Set problem »
Each line of the material below should be reproduced exactly.

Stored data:
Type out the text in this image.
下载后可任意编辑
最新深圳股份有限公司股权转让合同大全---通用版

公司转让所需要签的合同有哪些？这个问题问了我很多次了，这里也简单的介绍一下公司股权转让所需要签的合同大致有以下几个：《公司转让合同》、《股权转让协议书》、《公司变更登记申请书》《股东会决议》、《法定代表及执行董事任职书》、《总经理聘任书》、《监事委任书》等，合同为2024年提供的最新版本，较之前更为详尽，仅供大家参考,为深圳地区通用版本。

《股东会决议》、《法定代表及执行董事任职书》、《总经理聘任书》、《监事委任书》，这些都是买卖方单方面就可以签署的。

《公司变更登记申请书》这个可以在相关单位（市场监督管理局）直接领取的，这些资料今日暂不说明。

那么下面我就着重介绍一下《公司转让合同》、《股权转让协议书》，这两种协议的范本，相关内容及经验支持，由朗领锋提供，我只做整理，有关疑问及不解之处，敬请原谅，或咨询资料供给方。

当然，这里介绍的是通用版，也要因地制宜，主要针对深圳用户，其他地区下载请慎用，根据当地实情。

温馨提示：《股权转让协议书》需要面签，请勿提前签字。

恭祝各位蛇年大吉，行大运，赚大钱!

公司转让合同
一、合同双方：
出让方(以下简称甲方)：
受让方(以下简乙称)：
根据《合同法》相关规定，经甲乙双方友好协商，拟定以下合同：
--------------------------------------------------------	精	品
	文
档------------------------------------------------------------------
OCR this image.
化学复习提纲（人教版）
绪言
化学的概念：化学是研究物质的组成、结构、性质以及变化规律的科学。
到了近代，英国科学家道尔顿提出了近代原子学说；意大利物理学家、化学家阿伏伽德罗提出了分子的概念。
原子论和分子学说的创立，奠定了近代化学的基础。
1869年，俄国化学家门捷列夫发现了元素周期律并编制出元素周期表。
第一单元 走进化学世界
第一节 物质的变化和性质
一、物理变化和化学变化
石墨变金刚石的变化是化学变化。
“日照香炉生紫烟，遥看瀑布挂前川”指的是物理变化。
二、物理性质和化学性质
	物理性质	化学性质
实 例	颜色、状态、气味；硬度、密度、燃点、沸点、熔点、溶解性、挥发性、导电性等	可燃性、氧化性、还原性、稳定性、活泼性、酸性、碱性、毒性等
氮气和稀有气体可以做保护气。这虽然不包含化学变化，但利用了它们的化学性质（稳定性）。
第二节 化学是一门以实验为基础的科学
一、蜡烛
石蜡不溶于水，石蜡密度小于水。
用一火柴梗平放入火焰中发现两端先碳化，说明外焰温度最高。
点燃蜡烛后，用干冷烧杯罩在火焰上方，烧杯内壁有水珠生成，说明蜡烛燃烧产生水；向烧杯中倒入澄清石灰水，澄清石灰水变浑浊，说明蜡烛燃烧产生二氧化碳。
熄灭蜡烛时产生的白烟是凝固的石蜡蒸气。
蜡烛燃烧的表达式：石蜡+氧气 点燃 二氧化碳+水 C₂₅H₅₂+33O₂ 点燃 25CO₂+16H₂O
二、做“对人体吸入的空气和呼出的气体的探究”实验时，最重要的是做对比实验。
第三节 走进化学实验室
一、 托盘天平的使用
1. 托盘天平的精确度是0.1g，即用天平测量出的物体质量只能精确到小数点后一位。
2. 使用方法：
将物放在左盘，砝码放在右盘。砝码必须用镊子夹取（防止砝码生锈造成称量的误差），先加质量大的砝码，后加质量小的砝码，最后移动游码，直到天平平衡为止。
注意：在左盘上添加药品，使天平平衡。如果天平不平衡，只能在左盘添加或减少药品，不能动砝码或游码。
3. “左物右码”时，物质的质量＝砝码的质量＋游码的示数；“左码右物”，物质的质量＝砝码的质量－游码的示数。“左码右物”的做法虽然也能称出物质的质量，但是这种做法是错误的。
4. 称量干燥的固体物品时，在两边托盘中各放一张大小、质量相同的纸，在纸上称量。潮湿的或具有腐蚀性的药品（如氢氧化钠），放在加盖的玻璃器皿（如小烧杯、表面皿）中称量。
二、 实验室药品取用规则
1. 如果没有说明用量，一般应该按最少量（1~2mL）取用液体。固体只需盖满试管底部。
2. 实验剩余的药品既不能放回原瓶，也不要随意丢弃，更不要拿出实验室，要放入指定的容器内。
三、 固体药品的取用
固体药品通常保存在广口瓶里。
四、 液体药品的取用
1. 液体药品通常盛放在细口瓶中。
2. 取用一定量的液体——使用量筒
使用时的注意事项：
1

Answer to the exercise »
Type out the text in this image.
下载后可任意编辑
最新深圳股份有限公司股权转让合同大全---通用版

公司转让所需要签的合同有哪些？这个问题问了我很多次了，这里也简单的介绍一下公司股权转让所需要签的合同大致有以下几个：《公司转让合同》、《股权转让协议书》、《公司变更登记申请书》《股东会决议》、《法定代表及执行董事任职书》、《总经理聘任书》、《监事委任书》等，合同为2024年提供的最新版本，较之前更为详尽，仅供大家参考,为深圳地区通用版本。

《股东会决议》、《法定代表及执行董事任职书》、《总经理聘任书》、《监事委任书》，这些都是买卖方单方面就可以签署的。

《公司变更登记申请书》这个可以在相关单位（市场监督管理局）直接领取的，这些资料今日暂不说明。

那么下面我就着重介绍一下《公司转让合同》、《股权转让协议书》，这两种协议的范本，相关内容及经验支持，由朗领锋提供，我只做整理，有关疑问及不解之处，敬请原谅，或咨询资料供给方。

当然，这里介绍的是通用版，也要因地制宜，主要针对深圳用户，其他地区下载请慎用，根据当地实情。

温馨提示：《股权转让协议书》需要面签，请勿提前签字。

恭祝各位蛇年大吉，行大运，赚大钱!

公司转让合同
一、合同双方：
出让方(以下简称甲方)：
受让方(以下简乙称)：
根据《合同法》相关规定，经甲乙双方友好协商，拟定以下合同：
--------------------------------------------------------	精	品
	文
档------------------------------------------------------------------
OCR this image.
化学复习提纲（人教版）
绪言
化学的概念：化学是研究物质的组成、结构、性质以及变化规律的科学。
到了近代，英国科学家道尔顿提出了近代原子学说；意大利物理学家、化学家阿伏伽德罗提出了分子的概念。
原子论和分子学说的创立，奠定了近代化学的基础。
1869年，俄国化学家门捷列夫发现了元素周期律并编制出元素周期表。
第一单元 走进化学世界
第一节 物质的变化和性质
一、物理变化和化学变化
石墨变金刚石的变化是化学变化。
“日照香炉生紫烟，遥看瀑布挂前川”指的是物理变化。
二、物理性质和化学性质
	物理性质	化学性质
实 例	颜色、状态、气味；硬度、密度、燃点、沸点、熔点、溶解性、挥发性、导电性等	可燃性、氧化性、还原性、稳定性、活泼性、酸性、碱性、毒性等
氮气和稀有气体可以做保护气。这虽然不包含化学变化，但利用了它们的化学性质（稳定性）。
第二节 化学是一门以实验为基础的科学
一、蜡烛
石蜡不溶于水，石蜡密度小于水。
用一火柴梗平放入火焰中发现两端先碳化，说明外焰温度最高。
点燃蜡烛后，用干冷烧杯罩在火焰上方，烧杯内壁有水珠生成，说明蜡烛燃烧产生水；向烧杯中倒入澄清石灰水，澄清石灰水变浑浊，说明蜡烛燃烧产生二氧化碳。
熄灭蜡烛时产生的白烟是凝固的石蜡蒸气。
蜡烛燃烧的表达式：石蜡+氧气 点燃 二氧化碳+水 C₂₅H₅₂+33O₂ 点燃 25CO₂+16H₂O
二、做“对人体吸入的空气和呼出的气体的探究”实验时，最重要的是做对比实验。
第三节 走进化学实验室
一、 托盘天平的使用
1. 托盘天平的精确度是0.1g，即用天平测量出的物体质量只能精确到小数点后一位。
2. 使用方法：
将物放在左盘，砝码放在右盘。砝码必须用镊子夹取（防止砝码生锈造成称量的误差），先加质量大的砝码，后加质量小的砝码，最后移动游码，直到天平平衡为止。
注意：在左盘上添加药品，使天平平衡。如果天平不平衡，只能在左盘添加或减少药品，不能动砝码或游码。
3. “左物右码”时，物质的质量＝砝码的质量＋游码的示数；“左码右物”，物质的质量＝砝码的质量－游码的示数。“左码右物”的做法虽然也能称出物质的质量，但是这种做法是错误的。
4. 称量干燥的固体物品时，在两边托盘中各放一张大小、质量相同的纸，在纸上称量。潮湿的或具有腐蚀性的药品（如氢氧化钠），放在加盖的玻璃器皿（如小烧杯、表面皿）中称量。
二、 实验室药品取用规则
1. 如果没有说明用量，一般应该按最少量（1~2mL）取用液体。固体只需盖满试管底部。
2. 实验剩余的药品既不能放回原瓶，也不要随意丢弃，更不要拿出实验室，要放入指定的容器内。
三、 固体药品的取用
固体药品通常保存在广口瓶里。
四、 液体药品的取用
1. 液体药品通常盛放在细口瓶中。
2. 取用一定量的液体——使用量筒
使用时的注意事项：
1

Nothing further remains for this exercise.